Extracted data entries
------------

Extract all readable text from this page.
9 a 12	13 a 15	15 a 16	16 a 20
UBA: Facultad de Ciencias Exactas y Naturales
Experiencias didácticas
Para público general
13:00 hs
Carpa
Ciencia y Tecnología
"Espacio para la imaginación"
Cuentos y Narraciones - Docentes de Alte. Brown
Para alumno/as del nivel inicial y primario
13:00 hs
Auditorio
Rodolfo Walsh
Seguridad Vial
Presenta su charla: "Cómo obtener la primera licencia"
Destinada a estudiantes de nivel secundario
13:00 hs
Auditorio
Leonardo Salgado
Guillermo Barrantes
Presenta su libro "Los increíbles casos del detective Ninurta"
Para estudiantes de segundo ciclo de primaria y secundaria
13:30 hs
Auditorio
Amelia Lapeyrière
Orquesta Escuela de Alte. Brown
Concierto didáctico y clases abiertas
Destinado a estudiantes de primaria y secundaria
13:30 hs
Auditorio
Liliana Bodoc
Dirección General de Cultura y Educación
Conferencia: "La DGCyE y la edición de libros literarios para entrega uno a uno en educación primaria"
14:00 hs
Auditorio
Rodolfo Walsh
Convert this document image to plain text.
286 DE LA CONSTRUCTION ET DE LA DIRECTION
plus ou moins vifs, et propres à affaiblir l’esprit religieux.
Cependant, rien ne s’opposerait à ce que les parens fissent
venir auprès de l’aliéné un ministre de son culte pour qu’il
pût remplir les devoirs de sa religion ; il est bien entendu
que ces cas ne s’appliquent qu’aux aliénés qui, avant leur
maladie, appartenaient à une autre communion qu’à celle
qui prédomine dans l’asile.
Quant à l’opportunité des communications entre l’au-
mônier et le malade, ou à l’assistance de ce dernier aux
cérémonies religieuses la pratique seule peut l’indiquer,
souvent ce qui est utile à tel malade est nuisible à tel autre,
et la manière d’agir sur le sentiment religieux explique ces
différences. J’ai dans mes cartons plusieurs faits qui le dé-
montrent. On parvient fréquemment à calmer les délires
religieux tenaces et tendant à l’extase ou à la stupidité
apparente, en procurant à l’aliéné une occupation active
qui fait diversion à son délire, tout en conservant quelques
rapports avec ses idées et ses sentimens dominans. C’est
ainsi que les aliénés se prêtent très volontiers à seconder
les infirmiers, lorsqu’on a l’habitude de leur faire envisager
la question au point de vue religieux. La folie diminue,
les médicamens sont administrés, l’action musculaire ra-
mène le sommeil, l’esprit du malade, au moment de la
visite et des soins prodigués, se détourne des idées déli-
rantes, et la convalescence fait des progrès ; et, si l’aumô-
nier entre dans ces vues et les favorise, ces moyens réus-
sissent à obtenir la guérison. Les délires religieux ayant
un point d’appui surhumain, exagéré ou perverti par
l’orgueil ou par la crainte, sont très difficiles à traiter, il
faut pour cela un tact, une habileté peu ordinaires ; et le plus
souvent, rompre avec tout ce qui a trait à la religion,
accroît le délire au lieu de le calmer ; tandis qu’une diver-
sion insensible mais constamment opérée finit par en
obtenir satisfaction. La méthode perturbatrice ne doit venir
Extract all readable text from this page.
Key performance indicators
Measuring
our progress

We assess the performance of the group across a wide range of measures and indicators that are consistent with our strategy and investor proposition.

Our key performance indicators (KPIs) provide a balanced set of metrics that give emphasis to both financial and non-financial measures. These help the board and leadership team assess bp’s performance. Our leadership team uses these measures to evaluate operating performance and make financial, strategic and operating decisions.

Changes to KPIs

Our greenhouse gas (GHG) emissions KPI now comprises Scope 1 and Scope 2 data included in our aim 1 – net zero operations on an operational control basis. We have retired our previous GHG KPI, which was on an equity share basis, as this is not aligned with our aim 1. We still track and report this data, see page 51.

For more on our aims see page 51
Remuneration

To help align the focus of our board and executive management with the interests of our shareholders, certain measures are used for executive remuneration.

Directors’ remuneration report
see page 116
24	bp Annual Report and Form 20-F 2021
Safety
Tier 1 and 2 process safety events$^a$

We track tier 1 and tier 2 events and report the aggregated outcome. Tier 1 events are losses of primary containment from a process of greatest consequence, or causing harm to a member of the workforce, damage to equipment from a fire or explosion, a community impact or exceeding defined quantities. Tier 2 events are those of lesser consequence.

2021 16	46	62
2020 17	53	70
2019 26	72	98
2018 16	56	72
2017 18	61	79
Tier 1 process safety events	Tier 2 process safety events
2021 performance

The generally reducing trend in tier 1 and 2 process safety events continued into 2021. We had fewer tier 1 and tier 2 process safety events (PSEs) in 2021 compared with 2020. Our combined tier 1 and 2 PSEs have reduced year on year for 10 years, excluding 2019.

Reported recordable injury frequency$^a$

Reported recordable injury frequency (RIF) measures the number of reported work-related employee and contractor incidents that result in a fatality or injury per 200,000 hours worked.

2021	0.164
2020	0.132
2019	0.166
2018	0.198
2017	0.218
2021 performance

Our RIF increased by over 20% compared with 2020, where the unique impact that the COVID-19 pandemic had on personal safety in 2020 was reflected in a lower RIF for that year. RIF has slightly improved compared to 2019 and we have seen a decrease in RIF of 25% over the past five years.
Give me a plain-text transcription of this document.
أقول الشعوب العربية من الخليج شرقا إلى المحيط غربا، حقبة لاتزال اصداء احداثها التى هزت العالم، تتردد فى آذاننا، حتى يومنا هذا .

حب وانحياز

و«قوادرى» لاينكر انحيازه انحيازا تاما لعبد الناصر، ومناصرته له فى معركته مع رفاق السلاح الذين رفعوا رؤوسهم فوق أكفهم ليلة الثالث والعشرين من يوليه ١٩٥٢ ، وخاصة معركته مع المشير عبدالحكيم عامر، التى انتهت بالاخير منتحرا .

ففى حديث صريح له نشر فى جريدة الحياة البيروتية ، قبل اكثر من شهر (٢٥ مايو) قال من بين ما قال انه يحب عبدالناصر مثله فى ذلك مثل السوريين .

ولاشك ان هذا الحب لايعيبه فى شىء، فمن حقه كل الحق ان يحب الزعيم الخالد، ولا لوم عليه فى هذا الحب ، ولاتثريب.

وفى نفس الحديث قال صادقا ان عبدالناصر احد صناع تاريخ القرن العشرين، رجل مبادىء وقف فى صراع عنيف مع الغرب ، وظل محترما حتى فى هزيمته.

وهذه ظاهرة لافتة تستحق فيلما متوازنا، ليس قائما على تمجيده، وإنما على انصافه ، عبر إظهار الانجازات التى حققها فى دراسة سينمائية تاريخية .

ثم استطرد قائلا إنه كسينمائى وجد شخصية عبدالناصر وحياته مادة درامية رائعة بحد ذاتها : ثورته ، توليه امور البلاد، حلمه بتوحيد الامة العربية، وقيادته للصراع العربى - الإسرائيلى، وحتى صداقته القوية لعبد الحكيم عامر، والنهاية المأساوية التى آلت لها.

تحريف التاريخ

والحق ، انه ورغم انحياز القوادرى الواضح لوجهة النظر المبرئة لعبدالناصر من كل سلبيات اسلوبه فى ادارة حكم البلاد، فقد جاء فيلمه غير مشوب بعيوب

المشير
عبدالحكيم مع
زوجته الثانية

------------

In the entries above, find the line containing "Give me a plain-text". Set down that line and every line after it through the last one, exactly and alone.

**RESPONSE FOR THIS EXERCISE**
Give me a plain-text transcription of this document.
أقول الشعوب العربية من الخليج شرقا إلى المحيط غربا، حقبة لاتزال اصداء احداثها التى هزت العالم، تتردد فى آذاننا، حتى يومنا هذا .

حب وانحياز

و«قوادرى» لاينكر انحيازه انحيازا تاما لعبد الناصر، ومناصرته له فى معركته مع رفاق السلاح الذين رفعوا رؤوسهم فوق أكفهم ليلة الثالث والعشرين من يوليه ١٩٥٢ ، وخاصة معركته مع المشير عبدالحكيم عامر، التى انتهت بالاخير منتحرا .

ففى حديث صريح له نشر فى جريدة الحياة البيروتية ، قبل اكثر من شهر (٢٥ مايو) قال من بين ما قال انه يحب عبدالناصر مثله فى ذلك مثل السوريين .

ولاشك ان هذا الحب لايعيبه فى شىء، فمن حقه كل الحق ان يحب الزعيم الخالد، ولا لوم عليه فى هذا الحب ، ولاتثريب.

وفى نفس الحديث قال صادقا ان عبدالناصر احد صناع تاريخ القرن العشرين، رجل مبادىء وقف فى صراع عنيف مع الغرب ، وظل محترما حتى فى هزيمته.

وهذه ظاهرة لافتة تستحق فيلما متوازنا، ليس قائما على تمجيده، وإنما على انصافه ، عبر إظهار الانجازات التى حققها فى دراسة سينمائية تاريخية .

ثم استطرد قائلا إنه كسينمائى وجد شخصية عبدالناصر وحياته مادة درامية رائعة بحد ذاتها : ثورته ، توليه امور البلاد، حلمه بتوحيد الامة العربية، وقيادته للصراع العربى - الإسرائيلى، وحتى صداقته القوية لعبد الحكيم عامر، والنهاية المأساوية التى آلت لها.

تحريف التاريخ

والحق ، انه ورغم انحياز القوادرى الواضح لوجهة النظر المبرئة لعبدالناصر من كل سلبيات اسلوبه فى ادارة حكم البلاد، فقد جاء فيلمه غير مشوب بعيوب

المشير
عبدالحكيم مع
زوجته الثانية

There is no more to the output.